— WHAT YOU SHOULD DO —
Turn each line in the entries below into a JSON list of strings, one string per line, with any blank lines dropped.

(Records of where elements appear)
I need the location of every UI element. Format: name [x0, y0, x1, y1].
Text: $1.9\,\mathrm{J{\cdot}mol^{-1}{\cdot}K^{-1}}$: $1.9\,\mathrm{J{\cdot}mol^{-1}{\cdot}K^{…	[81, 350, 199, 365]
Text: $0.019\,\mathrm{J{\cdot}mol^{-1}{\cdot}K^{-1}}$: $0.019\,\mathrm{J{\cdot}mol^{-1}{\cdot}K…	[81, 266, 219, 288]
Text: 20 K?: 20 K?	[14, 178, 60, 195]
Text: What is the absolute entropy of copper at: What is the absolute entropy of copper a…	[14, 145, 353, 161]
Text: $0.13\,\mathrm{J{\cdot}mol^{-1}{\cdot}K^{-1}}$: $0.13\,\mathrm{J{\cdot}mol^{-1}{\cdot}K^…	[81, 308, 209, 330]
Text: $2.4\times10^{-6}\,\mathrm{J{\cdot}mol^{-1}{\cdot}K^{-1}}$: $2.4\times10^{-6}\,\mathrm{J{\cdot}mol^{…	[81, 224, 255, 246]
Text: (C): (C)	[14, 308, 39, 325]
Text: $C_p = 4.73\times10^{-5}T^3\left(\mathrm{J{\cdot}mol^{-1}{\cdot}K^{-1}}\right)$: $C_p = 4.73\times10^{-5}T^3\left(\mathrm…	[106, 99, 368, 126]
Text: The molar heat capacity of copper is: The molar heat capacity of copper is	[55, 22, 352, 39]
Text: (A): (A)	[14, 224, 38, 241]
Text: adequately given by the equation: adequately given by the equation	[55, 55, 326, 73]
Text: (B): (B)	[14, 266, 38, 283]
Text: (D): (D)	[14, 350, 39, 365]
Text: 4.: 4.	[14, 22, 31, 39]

— THE OUTPUT —
[
  "I need the location of every UI element. Format: name [x0, y0, x1, y1].",
  "Text: $1.9\\,\\mathrm{J{\\cdot}mol^{-1}{\\cdot}K^{-1}}$: $1.9\\,\\mathrm{J{\\cdot}mol^{-1}{\\cdot}K^{…\t[81, 350, 199, 365]",
  "Text: $0.019\\,\\mathrm{J{\\cdot}mol^{-1}{\\cdot}K^{-1}}$: $0.019\\,\\mathrm{J{\\cdot}mol^{-1}{\\cdot}K…\t[81, 266, 219, 288]",
  "Text: 20 K?: 20 K?\t[14, 178, 60, 195]",
  "Text: What is the absolute entropy of copper at: What is the absolute entropy of copper a…\t[14, 145, 353, 161]",
  "Text: $0.13\\,\\mathrm{J{\\cdot}mol^{-1}{\\cdot}K^{-1}}$: $0.13\\,\\mathrm{J{\\cdot}mol^{-1}{\\cdot}K^…\t[81, 308, 209, 330]",
  "Text: $2.4\\times10^{-6}\\,\\mathrm{J{\\cdot}mol^{-1}{\\cdot}K^{-1}}$: $2.4\\times10^{-6}\\,\\mathrm{J{\\cdot}mol^{…\t[81, 224, 255, 246]",
  "Text: (C): (C)\t[14, 308, 39, 325]",
  "Text: $C_p = 4.73\\times10^{-5}T^3\\left(\\mathrm{J{\\cdot}mol^{-1}{\\cdot}K^{-1}}\\right)$: $C_p = 4.73\\times10^{-5}T^3\\left(\\mathrm…\t[106, 99, 368, 126]",
  "Text: The molar heat capacity of copper is: The molar heat capacity of copper is\t[55, 22, 352, 39]",
  "Text: (A): (A)\t[14, 224, 38, 241]",
  "Text: adequately given by the equation: adequately given by the equation\t[55, 55, 326, 73]",
  "Text: (B): (B)\t[14, 266, 38, 283]",
  "Text: (D): (D)\t[14, 350, 39, 365]",
  "Text: 4.: 4.\t[14, 22, 31, 39]"
]